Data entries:
──────────

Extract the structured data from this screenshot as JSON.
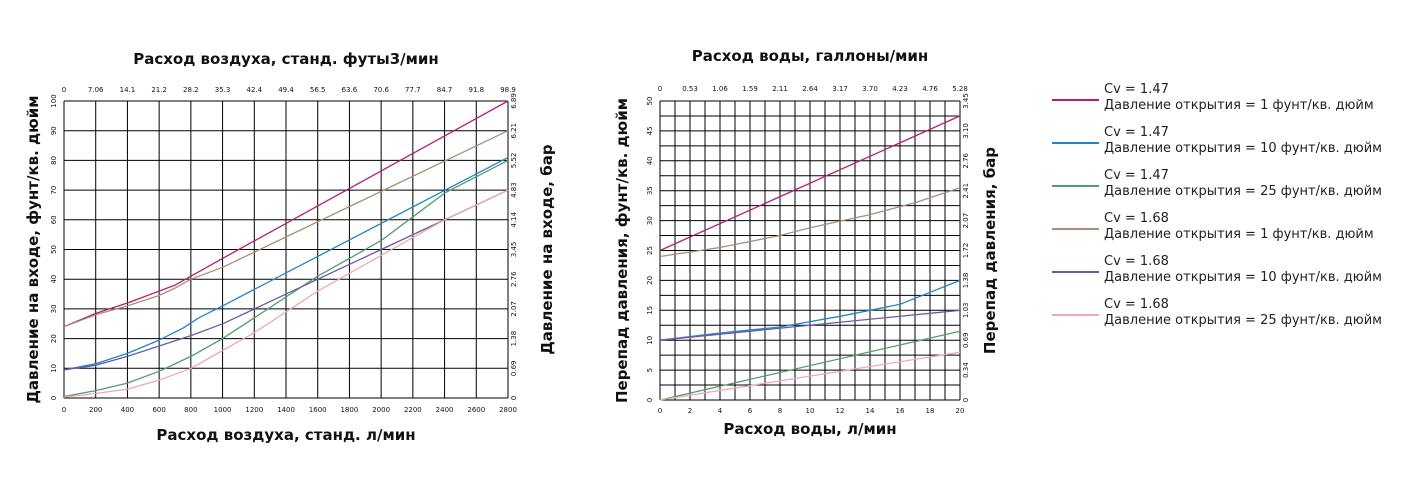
{
  "colors": {
    "s1": "#b5206e",
    "s2": "#1f86c8",
    "s3": "#4e9e6a",
    "s4": "#a89078",
    "s5": "#6a5aa8",
    "s6": "#f0a8b4"
  },
  "chart_data": [
    {
      "type": "line",
      "title": "Расход воздуха, станд. футы3/мин",
      "xlabel": "Расход воздуха, станд. л/мин",
      "ylabel": "Давление на входе, фунт/кв. дюйм",
      "y2label": "Давление на входе, бар",
      "xlim": [
        0,
        2800
      ],
      "ylim": [
        0,
        100
      ],
      "grid": true,
      "x_ticks": [
        "0",
        "200",
        "400",
        "600",
        "800",
        "1000",
        "1200",
        "1400",
        "1600",
        "1800",
        "2000",
        "2200",
        "2400",
        "2600",
        "2800"
      ],
      "x2_ticks": [
        "0",
        "7.06",
        "14.1",
        "21.2",
        "28.2",
        "35.3",
        "42.4",
        "49.4",
        "56.5",
        "63.6",
        "70.6",
        "77.7",
        "84.7",
        "91.8",
        "98.9"
      ],
      "y_ticks": [
        "0",
        "10",
        "20",
        "30",
        "40",
        "50",
        "60",
        "70",
        "80",
        "90",
        "100"
      ],
      "y2_ticks": [
        "0",
        "0.69",
        "1.38",
        "2.07",
        "2.76",
        "3.45",
        "4.14",
        "4.83",
        "5.52",
        "6.21",
        "6.89"
      ],
      "series": [
        {
          "name": "Cv = 1.47 / 1 фунт/кв. дюйм",
          "color": "s1",
          "x": [
            0,
            200,
            400,
            600,
            700,
            800,
            1000,
            2800
          ],
          "y": [
            24,
            28.5,
            32,
            36,
            38,
            41,
            47,
            100
          ]
        },
        {
          "name": "Cv = 1.47 / 10 фунт/кв. дюйм",
          "color": "s2",
          "x": [
            0,
            200,
            400,
            600,
            750,
            850,
            1000,
            2800
          ],
          "y": [
            9.5,
            11.5,
            15,
            19.5,
            23.5,
            27,
            31,
            81
          ]
        },
        {
          "name": "Cv = 1.47 / 25 фунт/кв. дюйм",
          "color": "s3",
          "x": [
            0,
            200,
            400,
            600,
            800,
            1000,
            1200,
            1400,
            1600,
            1800,
            2000,
            2200,
            2400,
            2600,
            2800
          ],
          "y": [
            0.5,
            2.5,
            5,
            9,
            14,
            20,
            27,
            34,
            41,
            47,
            53,
            61,
            69,
            74.5,
            80
          ]
        },
        {
          "name": "Cv = 1.68 / 1 фунт/кв. дюйм",
          "color": "s4",
          "x": [
            0,
            200,
            400,
            600,
            700,
            800,
            1000,
            2800
          ],
          "y": [
            24,
            28,
            31,
            34.5,
            37,
            40,
            44,
            90
          ]
        },
        {
          "name": "Cv = 1.68 / 10 фунт/кв. дюйм",
          "color": "s5",
          "x": [
            0,
            200,
            400,
            600,
            800,
            1000,
            2800
          ],
          "y": [
            9.5,
            11,
            14,
            17.5,
            21,
            25,
            70
          ]
        },
        {
          "name": "Cv = 1.68 / 25 фунт/кв. дюйм",
          "color": "s6",
          "x": [
            0,
            200,
            400,
            600,
            800,
            1000,
            1200,
            1400,
            1600,
            1800,
            2000,
            2200,
            2400,
            2600,
            2800
          ],
          "y": [
            0.3,
            1.5,
            3,
            6,
            10,
            16,
            22,
            29,
            36,
            42,
            48,
            54,
            60,
            65,
            70
          ]
        }
      ]
    },
    {
      "type": "line",
      "title": "Расход воды, галлоны/мин",
      "xlabel": "Расход воды, л/мин",
      "ylabel": "Перепад давления, фунт/кв. дюйм",
      "y2label": "Перепад давления, бар",
      "xlim": [
        0,
        20
      ],
      "ylim": [
        0,
        50
      ],
      "grid": true,
      "x_ticks": [
        "0",
        "2",
        "4",
        "6",
        "8",
        "10",
        "12",
        "14",
        "16",
        "18",
        "20"
      ],
      "x2_ticks": [
        "0",
        "0.53",
        "1.06",
        "1.59",
        "2.11",
        "2.64",
        "3.17",
        "3.70",
        "4.23",
        "4.76",
        "5.28"
      ],
      "y_ticks": [
        "0",
        "5",
        "10",
        "15",
        "20",
        "25",
        "30",
        "35",
        "40",
        "45",
        "50"
      ],
      "y2_ticks": [
        "0",
        "0.34",
        "0.69",
        "1.03",
        "1.38",
        "1.72",
        "2.07",
        "2.41",
        "2.76",
        "3.10",
        "3.45"
      ],
      "series": [
        {
          "name": "Cv = 1.47 / 1 фунт/кв. дюйм",
          "color": "s1",
          "x": [
            0,
            20
          ],
          "y": [
            25,
            47.5
          ]
        },
        {
          "name": "Cv = 1.47 / 10 фунт/кв. дюйм",
          "color": "s2",
          "x": [
            0,
            4,
            8,
            12,
            16,
            20
          ],
          "y": [
            10,
            11.2,
            12.2,
            14,
            16,
            20
          ]
        },
        {
          "name": "Cv = 1.47 / 25 фунт/кв. дюйм",
          "color": "s3",
          "x": [
            0,
            20
          ],
          "y": [
            0,
            11.5
          ]
        },
        {
          "name": "Cv = 1.68 / 1 фунт/кв. дюйм",
          "color": "s4",
          "x": [
            0,
            4,
            8,
            10,
            14,
            17,
            20
          ],
          "y": [
            24,
            25.5,
            27.5,
            28.8,
            31,
            33,
            35.5
          ]
        },
        {
          "name": "Cv = 1.68 / 10 фунт/кв. дюйм",
          "color": "s5",
          "x": [
            0,
            20
          ],
          "y": [
            10,
            15
          ]
        },
        {
          "name": "Cv = 1.68 / 25 фунт/кв. дюйм",
          "color": "s6",
          "x": [
            0,
            20
          ],
          "y": [
            0,
            8
          ]
        }
      ]
    }
  ],
  "legend": {
    "items": [
      {
        "line1": "Cv = 1.47",
        "line2": "Давление открытия = 1 фунт/кв. дюйм",
        "color": "s1"
      },
      {
        "line1": "Cv = 1.47",
        "line2": "Давление открытия = 10 фунт/кв. дюйм",
        "color": "s2"
      },
      {
        "line1": "Cv = 1.47",
        "line2": "Давление открытия = 25 фунт/кв. дюйм",
        "color": "s3"
      },
      {
        "line1": "Cv = 1.68",
        "line2": "Давление открытия = 1 фунт/кв. дюйм",
        "color": "s4"
      },
      {
        "line1": "Cv = 1.68",
        "line2": "Давление открытия = 10 фунт/кв. дюйм",
        "color": "s5"
      },
      {
        "line1": "Cv = 1.68",
        "line2": "Давление открытия = 25 фунт/кв. дюйм",
        "color": "s6"
      }
    ]
  }
}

──────────

[Task to complete]:
Images in the data above are to be skipped. Retype all other material exactly.

[Result of this exercise]:
Extract the structured data from this screenshot as JSON.
{
  "colors": {
    "s1": "#b5206e",
    "s2": "#1f86c8",
    "s3": "#4e9e6a",
    "s4": "#a89078",
    "s5": "#6a5aa8",
    "s6": "#f0a8b4"
  },
  "chart_data": [
    {
      "type": "line",
      "title": "Расход воздуха, станд. футы3/мин",
      "xlabel": "Расход воздуха, станд. л/мин",
      "ylabel": "Давление на входе, фунт/кв. дюйм",
      "y2label": "Давление на входе, бар",
      "xlim": [
        0,
        2800
      ],
      "ylim": [
        0,
        100
      ],
      "grid": true,
      "x_ticks": [
        "0",
        "200",
        "400",
        "600",
        "800",
        "1000",
        "1200",
        "1400",
        "1600",
        "1800",
        "2000",
        "2200",
        "2400",
        "2600",
        "2800"
      ],
      "x2_ticks": [
        "0",
        "7.06",
        "14.1",
        "21.2",
        "28.2",
        "35.3",
        "42.4",
        "49.4",
        "56.5",
        "63.6",
        "70.6",
        "77.7",
        "84.7",
        "91.8",
        "98.9"
      ],
      "y_ticks": [
        "0",
        "10",
        "20",
        "30",
        "40",
        "50",
        "60",
        "70",
        "80",
        "90",
        "100"
      ],
      "y2_ticks": [
        "0",
        "0.69",
        "1.38",
        "2.07",
        "2.76",
        "3.45",
        "4.14",
        "4.83",
        "5.52",
        "6.21",
        "6.89"
      ],
      "series": [
        {
          "name": "Cv = 1.47 / 1 фунт/кв. дюйм",
          "color": "s1",
          "x": [
            0,
            200,
            400,
            600,
            700,
            800,
            1000,
            2800
          ],
          "y": [
            24,
            28.5,
            32,
            36,
            38,
            41,
            47,
            100
          ]
        },
        {
          "name": "Cv = 1.47 / 10 фунт/кв. дюйм",
          "color": "s2",
          "x": [
            0,
            200,
            400,
            600,
            750,
            850,
            1000,
            2800
          ],
          "y": [
            9.5,
            11.5,
            15,
            19.5,
            23.5,
            27,
            31,
            81
          ]
        },
        {
          "name": "Cv = 1.47 / 25 фунт/кв. дюйм",
          "color": "s3",
          "x": [
            0,
            200,
            400,
            600,
            800,
            1000,
            1200,
            1400,
            1600,
            1800,
            2000,
            2200,
            2400,
            2600,
            2800
          ],
          "y": [
            0.5,
            2.5,
            5,
            9,
            14,
            20,
            27,
            34,
            41,
            47,
            53,
            61,
            69,
            74.5,
            80
          ]
        },
        {
          "name": "Cv = 1.68 / 1 фунт/кв. дюйм",
          "color": "s4",
          "x": [
            0,
            200,
            400,
            600,
            700,
            800,
            1000,
            2800
          ],
          "y": [
            24,
            28,
            31,
            34.5,
            37,
            40,
            44,
            90
          ]
        },
        {
          "name": "Cv = 1.68 / 10 фунт/кв. дюйм",
          "color": "s5",
          "x": [
            0,
            200,
            400,
            600,
            800,
            1000,
            2800
          ],
          "y": [
            9.5,
            11,
            14,
            17.5,
            21,
            25,
            70
          ]
        },
        {
          "name": "Cv = 1.68 / 25 фунт/кв. дюйм",
          "color": "s6",
          "x": [
            0,
            200,
            400,
            600,
            800,
            1000,
            1200,
            1400,
            1600,
            1800,
            2000,
            2200,
            2400,
            2600,
            2800
          ],
          "y": [
            0.3,
            1.5,
            3,
            6,
            10,
            16,
            22,
            29,
            36,
            42,
            48,
            54,
            60,
            65,
            70
          ]
        }
      ]
    },
    {
      "type": "line",
      "title": "Расход воды, галлоны/мин",
      "xlabel": "Расход воды, л/мин",
      "ylabel": "Перепад давления, фунт/кв. дюйм",
      "y2label": "Перепад давления, бар",
      "xlim": [
        0,
        20
      ],
      "ylim": [
        0,
        50
      ],
      "grid": true,
      "x_ticks": [
        "0",
        "2",
        "4",
        "6",
        "8",
        "10",
        "12",
        "14",
        "16",
        "18",
        "20"
      ],
      "x2_ticks": [
        "0",
        "0.53",
        "1.06",
        "1.59",
        "2.11",
        "2.64",
        "3.17",
        "3.70",
        "4.23",
        "4.76",
        "5.28"
      ],
      "y_ticks": [
        "0",
        "5",
        "10",
        "15",
        "20",
        "25",
        "30",
        "35",
        "40",
        "45",
        "50"
      ],
      "y2_ticks": [
        "0",
        "0.34",
        "0.69",
        "1.03",
        "1.38",
        "1.72",
        "2.07",
        "2.41",
        "2.76",
        "3.10",
        "3.45"
      ],
      "series": [
        {
          "name": "Cv = 1.47 / 1 фунт/кв. дюйм",
          "color": "s1",
          "x": [
            0,
            20
          ],
          "y": [
            25,
            47.5
          ]
        },
        {
          "name": "Cv = 1.47 / 10 фунт/кв. дюйм",
          "color": "s2",
          "x": [
            0,
            4,
            8,
            12,
            16,
            20
          ],
          "y": [
            10,
            11.2,
            12.2,
            14,
            16,
            20
          ]
        },
        {
          "name": "Cv = 1.47 / 25 фунт/кв. дюйм",
          "color": "s3",
          "x": [
            0,
            20
          ],
          "y": [
            0,
            11.5
          ]
        },
        {
          "name": "Cv = 1.68 / 1 фунт/кв. дюйм",
          "color": "s4",
          "x": [
            0,
            4,
            8,
            10,
            14,
            17,
            20
          ],
          "y": [
            24,
            25.5,
            27.5,
            28.8,
            31,
            33,
            35.5
          ]
        },
        {
          "name": "Cv = 1.68 / 10 фунт/кв. дюйм",
          "color": "s5",
          "x": [
            0,
            20
          ],
          "y": [
            10,
            15
          ]
        },
        {
          "name": "Cv = 1.68 / 25 фунт/кв. дюйм",
          "color": "s6",
          "x": [
            0,
            20
          ],
          "y": [
            0,
            8
          ]
        }
      ]
    }
  ],
  "legend": {
    "items": [
      {
        "line1": "Cv = 1.47",
        "line2": "Давление открытия = 1 фунт/кв. дюйм",
        "color": "s1"
      },
      {
        "line1": "Cv = 1.47",
        "line2": "Давление открытия = 10 фунт/кв. дюйм",
        "color": "s2"
      },
      {
        "line1": "Cv = 1.47",
        "line2": "Давление открытия = 25 фунт/кв. дюйм",
        "color": "s3"
      },
      {
        "line1": "Cv = 1.68",
        "line2": "Давление открытия = 1 фунт/кв. дюйм",
        "color": "s4"
      },
      {
        "line1": "Cv = 1.68",
        "line2": "Давление открытия = 10 фунт/кв. дюйм",
        "color": "s5"
      },
      {
        "line1": "Cv = 1.68",
        "line2": "Давление открытия = 25 фунт/кв. дюйм",
        "color": "s6"
      }
    ]
  }
}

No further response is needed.